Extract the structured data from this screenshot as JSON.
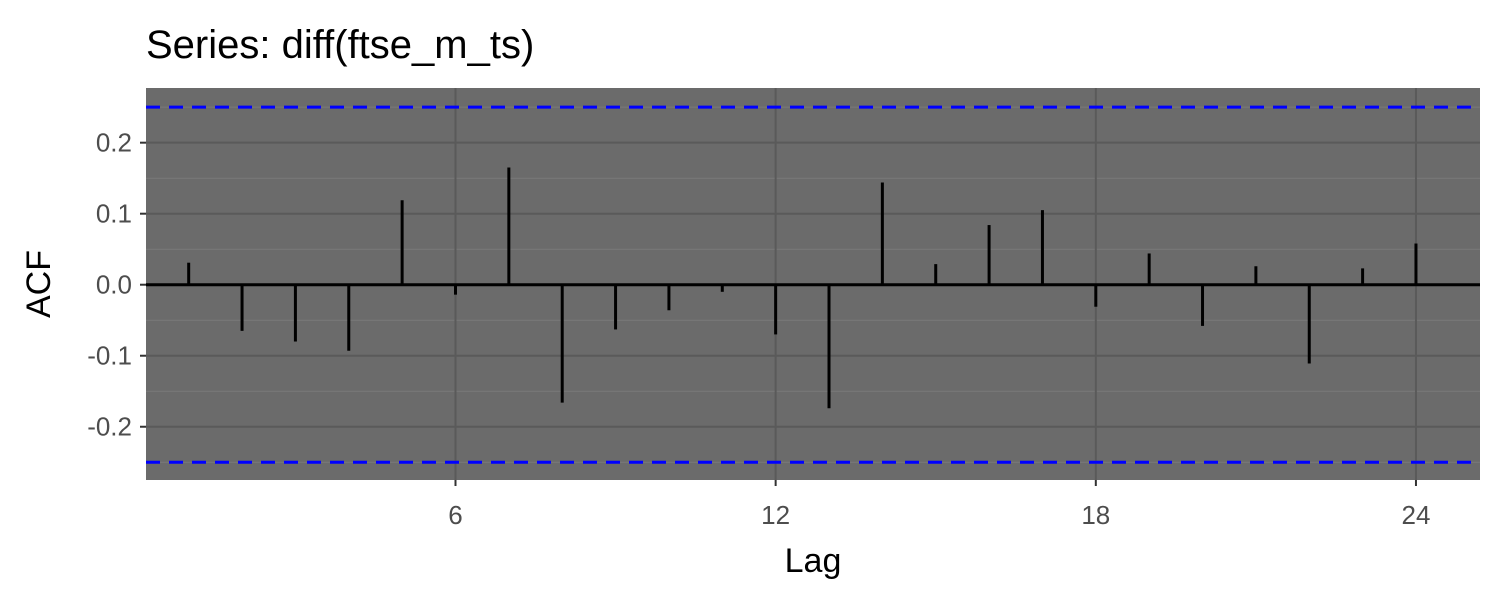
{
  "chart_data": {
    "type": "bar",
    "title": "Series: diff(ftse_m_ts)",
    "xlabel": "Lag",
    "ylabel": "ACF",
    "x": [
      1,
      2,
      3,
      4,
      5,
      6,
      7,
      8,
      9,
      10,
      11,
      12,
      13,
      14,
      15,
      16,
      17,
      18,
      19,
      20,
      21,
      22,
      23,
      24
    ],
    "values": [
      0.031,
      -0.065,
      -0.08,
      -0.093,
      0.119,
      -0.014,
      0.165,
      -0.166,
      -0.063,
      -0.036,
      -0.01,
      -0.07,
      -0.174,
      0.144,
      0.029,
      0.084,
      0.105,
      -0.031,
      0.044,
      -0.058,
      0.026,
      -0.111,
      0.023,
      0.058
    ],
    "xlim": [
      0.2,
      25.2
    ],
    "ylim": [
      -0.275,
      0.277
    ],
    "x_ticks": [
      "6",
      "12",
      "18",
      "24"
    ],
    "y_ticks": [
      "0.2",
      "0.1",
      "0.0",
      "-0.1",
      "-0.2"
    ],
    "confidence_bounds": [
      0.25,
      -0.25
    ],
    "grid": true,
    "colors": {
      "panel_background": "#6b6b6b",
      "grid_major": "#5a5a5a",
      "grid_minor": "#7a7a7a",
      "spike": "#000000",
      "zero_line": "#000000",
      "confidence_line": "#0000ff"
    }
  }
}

◇ ◇ ◇ ◇

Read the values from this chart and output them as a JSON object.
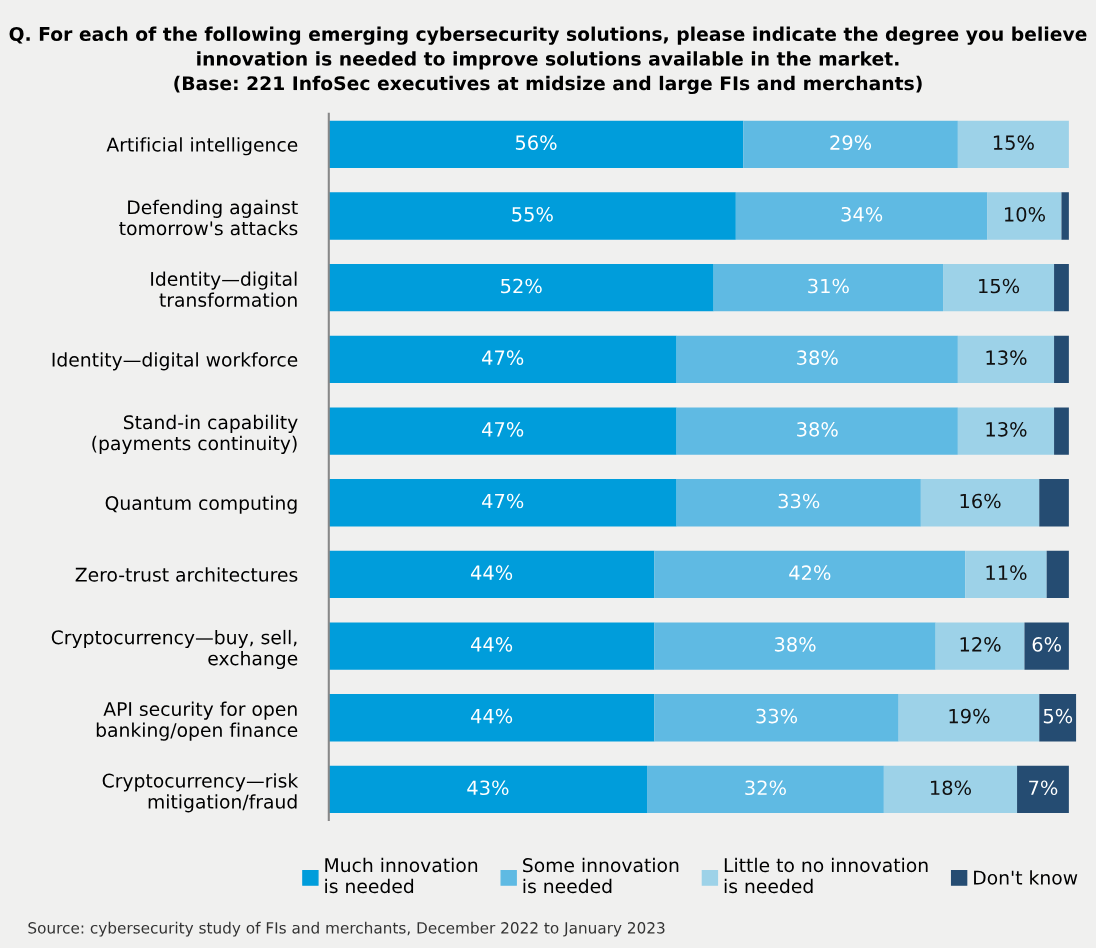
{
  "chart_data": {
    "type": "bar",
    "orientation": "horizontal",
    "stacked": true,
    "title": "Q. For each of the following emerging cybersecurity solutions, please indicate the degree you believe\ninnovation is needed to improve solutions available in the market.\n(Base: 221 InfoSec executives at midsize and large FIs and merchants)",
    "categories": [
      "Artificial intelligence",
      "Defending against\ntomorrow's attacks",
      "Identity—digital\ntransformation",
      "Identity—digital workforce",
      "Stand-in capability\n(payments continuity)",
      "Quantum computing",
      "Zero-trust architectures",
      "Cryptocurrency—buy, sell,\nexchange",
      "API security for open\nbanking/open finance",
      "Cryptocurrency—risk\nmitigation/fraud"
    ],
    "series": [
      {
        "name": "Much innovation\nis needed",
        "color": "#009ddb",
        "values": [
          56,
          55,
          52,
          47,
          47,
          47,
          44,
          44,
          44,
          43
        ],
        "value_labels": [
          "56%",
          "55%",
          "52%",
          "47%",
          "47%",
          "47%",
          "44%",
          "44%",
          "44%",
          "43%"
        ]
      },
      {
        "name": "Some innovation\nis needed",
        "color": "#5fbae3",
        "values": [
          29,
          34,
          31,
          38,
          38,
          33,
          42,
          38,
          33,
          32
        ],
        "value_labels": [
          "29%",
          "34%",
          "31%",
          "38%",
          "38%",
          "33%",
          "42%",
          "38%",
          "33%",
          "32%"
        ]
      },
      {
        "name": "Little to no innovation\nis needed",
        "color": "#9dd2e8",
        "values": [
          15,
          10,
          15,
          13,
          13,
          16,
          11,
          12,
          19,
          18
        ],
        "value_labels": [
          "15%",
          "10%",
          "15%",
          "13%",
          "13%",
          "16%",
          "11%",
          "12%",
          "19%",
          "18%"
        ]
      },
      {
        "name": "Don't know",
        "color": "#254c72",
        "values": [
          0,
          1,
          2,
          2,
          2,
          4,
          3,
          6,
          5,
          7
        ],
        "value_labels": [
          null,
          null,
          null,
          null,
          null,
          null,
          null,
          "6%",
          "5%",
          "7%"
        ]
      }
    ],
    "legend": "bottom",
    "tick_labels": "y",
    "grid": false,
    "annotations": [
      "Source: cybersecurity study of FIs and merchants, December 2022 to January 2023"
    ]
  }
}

◇ ◇ ◇ ◇

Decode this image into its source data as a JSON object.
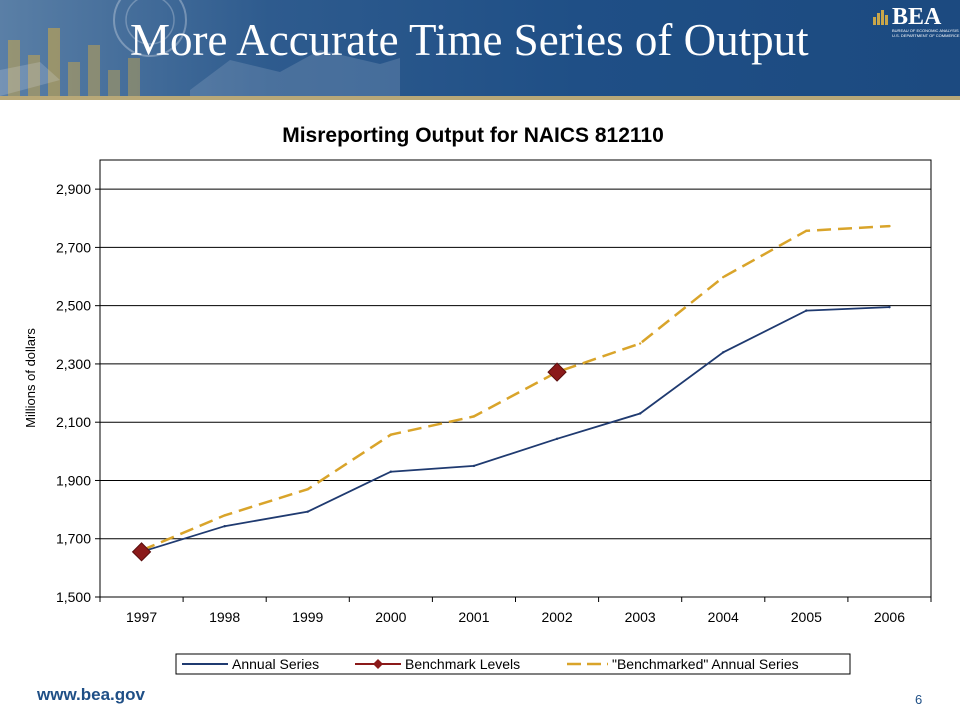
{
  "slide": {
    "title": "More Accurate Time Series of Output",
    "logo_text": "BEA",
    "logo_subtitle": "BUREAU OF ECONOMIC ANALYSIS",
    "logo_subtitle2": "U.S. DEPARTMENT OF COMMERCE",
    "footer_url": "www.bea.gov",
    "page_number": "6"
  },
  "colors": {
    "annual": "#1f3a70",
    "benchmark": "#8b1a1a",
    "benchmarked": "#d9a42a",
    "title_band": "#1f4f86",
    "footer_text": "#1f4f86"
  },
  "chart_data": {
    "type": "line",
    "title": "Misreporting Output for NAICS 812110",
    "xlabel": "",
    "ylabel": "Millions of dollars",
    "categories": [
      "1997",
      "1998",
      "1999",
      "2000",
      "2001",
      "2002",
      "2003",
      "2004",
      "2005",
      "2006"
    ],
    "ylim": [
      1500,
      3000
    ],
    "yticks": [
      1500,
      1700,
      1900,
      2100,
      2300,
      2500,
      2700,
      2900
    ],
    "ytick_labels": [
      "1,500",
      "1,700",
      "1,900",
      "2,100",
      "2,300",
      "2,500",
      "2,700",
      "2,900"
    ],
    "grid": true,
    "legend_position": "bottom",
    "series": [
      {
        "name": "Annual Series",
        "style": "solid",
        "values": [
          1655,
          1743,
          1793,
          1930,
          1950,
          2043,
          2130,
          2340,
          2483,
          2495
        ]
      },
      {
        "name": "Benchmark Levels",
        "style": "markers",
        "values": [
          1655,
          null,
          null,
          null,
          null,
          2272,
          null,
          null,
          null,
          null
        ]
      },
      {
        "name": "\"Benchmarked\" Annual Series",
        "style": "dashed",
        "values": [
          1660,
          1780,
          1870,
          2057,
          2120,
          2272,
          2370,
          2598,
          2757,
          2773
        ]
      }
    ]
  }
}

◇ ◇ ◇ ◇

What is being asked » Say how many lines contain the string "needed", giving nothing but the count.

Exercise answer » 4